### Rows
==============================

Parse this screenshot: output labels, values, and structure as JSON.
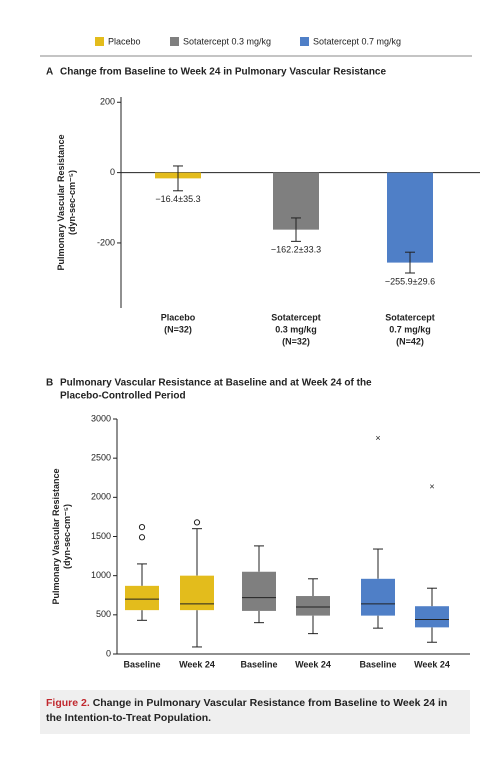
{
  "legend": [
    {
      "name": "Placebo",
      "color": "#e3bc1c"
    },
    {
      "name": "Sotatercept 0.3 mg/kg",
      "color": "#7f7f7f"
    },
    {
      "name": "Sotatercept 0.7 mg/kg",
      "color": "#4f7fc7"
    }
  ],
  "chart_data": [
    {
      "type": "bar",
      "label": "A",
      "title": "Change from Baseline to Week 24 in Pulmonary Vascular Resistance",
      "ylabel": [
        "Pulmonary Vascular Resistance",
        "(dyn-sec-cm⁻⁵)"
      ],
      "categories": [
        [
          "Placebo",
          "(N=32)"
        ],
        [
          "Sotatercept",
          "0.3 mg/kg",
          "(N=32)"
        ],
        [
          "Sotatercept",
          "0.7 mg/kg",
          "(N=42)"
        ]
      ],
      "values": [
        -16.4,
        -162.2,
        -255.9
      ],
      "errors": [
        35.3,
        33.3,
        29.6
      ],
      "value_labels": [
        "−16.4±35.3",
        "−162.2±33.3",
        "−255.9±29.6"
      ],
      "colors": [
        "#e3bc1c",
        "#7f7f7f",
        "#4f7fc7"
      ],
      "ylim": [
        -385,
        215
      ],
      "yticks": [
        200,
        0,
        -200
      ],
      "grid": false
    },
    {
      "type": "box",
      "label": "B",
      "title": [
        "Pulmonary Vascular Resistance at Baseline and at Week 24 of the",
        "Placebo-Controlled Period"
      ],
      "ylabel": [
        "Pulmonary Vascular Resistance",
        "(dyn-sec-cm⁻⁵)"
      ],
      "categories": [
        "Baseline",
        "Week 24",
        "Baseline",
        "Week 24",
        "Baseline",
        "Week 24"
      ],
      "colors": [
        "#e3bc1c",
        "#e3bc1c",
        "#7f7f7f",
        "#7f7f7f",
        "#4f7fc7",
        "#4f7fc7"
      ],
      "boxes": [
        {
          "whisker_low": 430,
          "q1": 560,
          "median": 700,
          "q3": 870,
          "whisker_high": 1150,
          "outliers": [
            1490,
            1620
          ]
        },
        {
          "whisker_low": 90,
          "q1": 560,
          "median": 640,
          "q3": 1000,
          "whisker_high": 1600,
          "outliers": [
            1680
          ]
        },
        {
          "whisker_low": 400,
          "q1": 550,
          "median": 720,
          "q3": 1050,
          "whisker_high": 1380,
          "outliers": []
        },
        {
          "whisker_low": 260,
          "q1": 490,
          "median": 600,
          "q3": 740,
          "whisker_high": 960,
          "outliers": []
        },
        {
          "whisker_low": 330,
          "q1": 490,
          "median": 640,
          "q3": 960,
          "whisker_high": 1340,
          "outliers": [
            2750
          ]
        },
        {
          "whisker_low": 150,
          "q1": 340,
          "median": 440,
          "q3": 610,
          "whisker_high": 840,
          "outliers": [
            2130
          ]
        }
      ],
      "ylim": [
        0,
        3000
      ],
      "yticks": [
        0,
        500,
        1000,
        1500,
        2000,
        2500,
        3000
      ],
      "grid": false
    }
  ],
  "caption": {
    "label": "Figure 2.",
    "text": "Change in Pulmonary Vascular Resistance from Baseline to Week 24 in the Intention-to-Treat Population."
  }
}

==============================

### Task objective
Using the records above, copy every line that has the word "Change" in it.

### Result below
      "title": "Change from Baseline to Week 24 in Pulmonary Vascular Resistance",
    "text": "Change in Pulmonary Vascular Resistance from Baseline to Week 24 in the Intention-to-Treat Population."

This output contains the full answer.